#### Listing
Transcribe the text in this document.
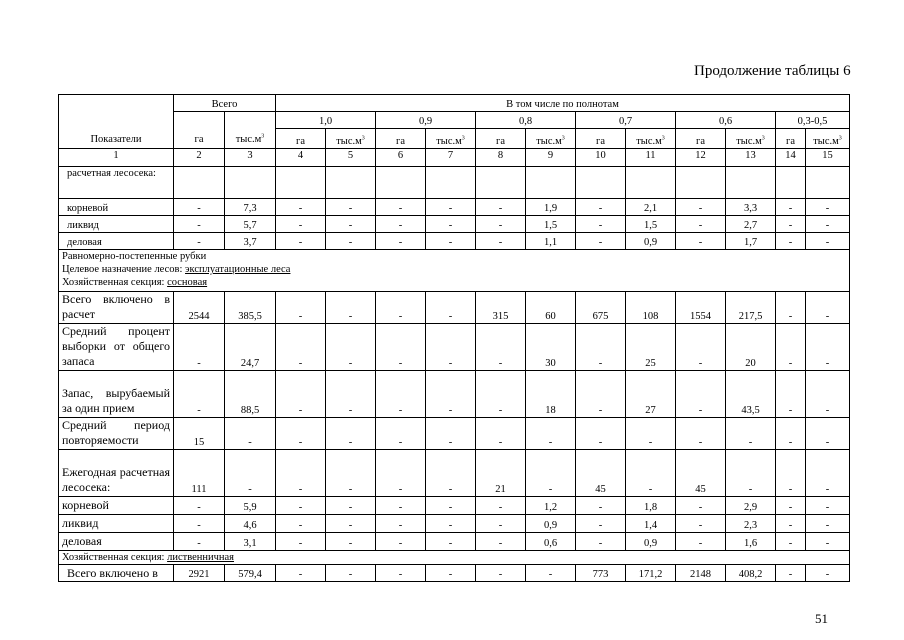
Продолжение таблицы 6
Показатели	Всего		В том числе по полнотам											
	га	$тыс.м^3$	1,0		0,9		0,8		0,7		0,6		0,3-0,5	
			га	$тыс.м^3$	га	$тыс.м^3$	га	$тыс.м^3$	га	$тыс.м^3$	га	$тыс.м^3$	га	$тыс.м^3$
1	2	3	4	5	6	7	8	9	10	11	12	13	14	15
расчетная лесосека:														
корневой	-	7,3	-	-	-	-	-	1,9	-	2,1	-	3,3	-	-
ликвид	-	5,7	-	-	-	-	-	1,5	-	1,5	-	2,7	-	-
деловая	-	3,7	-	-	-	-	-	1,1	-	0,9	-	1,7	-	-

Равномерно-постепенные рубки
Целевое назначение лесов: эксплуатационные леса
Хозяйственная секция: сосновая														

Всего включено в расчет	2544	385,5	-	-	-	-	315	60	675	108	1554	217,5	-	-
Средний процент выборки от общего запаса	-	24,7	-	-	-	-	-	30	-	25	-	20	-	-
Запас, вырубаемый за один прием	-	88,5	-	-	-	-	-	18	-	27	-	43,5	-	-
Средний период повторяемости	15	-	-	-	-	-	-	-	-	-	-	-	-	-
Ежегодная расчетная лесосека:	111	-	-	-	-	-	21	-	45	-	45	-	-	-
корневой	-	5,9	-	-	-	-	-	1,2	-	1,8	-	2,9	-	-
ликвид	-	4,6	-	-	-	-	-	0,9	-	1,4	-	2,3	-	-
деловая	-	3,1	-	-	-	-	-	0,6	-	0,9	-	1,6	-	-
Хозяйственная секция: лиственничная														
Всего включено в	2921	579,4	-	-	-	-	-	-	773	171,2	2148	408,2	-	-
51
########
*Aim*.
Repeat the data in full and exactly. Omit pictures.

*Task result*.
Transcribe the text in this document.
Продолжение таблицы 6
Показатели	Всего		В том числе по полнотам											
	га	$тыс.м^3$	1,0		0,9		0,8		0,7		0,6		0,3-0,5	
			га	$тыс.м^3$	га	$тыс.м^3$	га	$тыс.м^3$	га	$тыс.м^3$	га	$тыс.м^3$	га	$тыс.м^3$
1	2	3	4	5	6	7	8	9	10	11	12	13	14	15
расчетная лесосека:														
корневой	-	7,3	-	-	-	-	-	1,9	-	2,1	-	3,3	-	-
ликвид	-	5,7	-	-	-	-	-	1,5	-	1,5	-	2,7	-	-
деловая	-	3,7	-	-	-	-	-	1,1	-	0,9	-	1,7	-	-

Равномерно-постепенные рубки
Целевое назначение лесов: эксплуатационные леса
Хозяйственная секция: сосновая														

Всего включено в расчет	2544	385,5	-	-	-	-	315	60	675	108	1554	217,5	-	-
Средний процент выборки от общего запаса	-	24,7	-	-	-	-	-	30	-	25	-	20	-	-
Запас, вырубаемый за один прием	-	88,5	-	-	-	-	-	18	-	27	-	43,5	-	-
Средний период повторяемости	15	-	-	-	-	-	-	-	-	-	-	-	-	-
Ежегодная расчетная лесосека:	111	-	-	-	-	-	21	-	45	-	45	-	-	-
корневой	-	5,9	-	-	-	-	-	1,2	-	1,8	-	2,9	-	-
ликвид	-	4,6	-	-	-	-	-	0,9	-	1,4	-	2,3	-	-
деловая	-	3,1	-	-	-	-	-	0,6	-	0,9	-	1,6	-	-
Хозяйственная секция: лиственничная														
Всего включено в	2921	579,4	-	-	-	-	-	-	773	171,2	2148	408,2	-	-
51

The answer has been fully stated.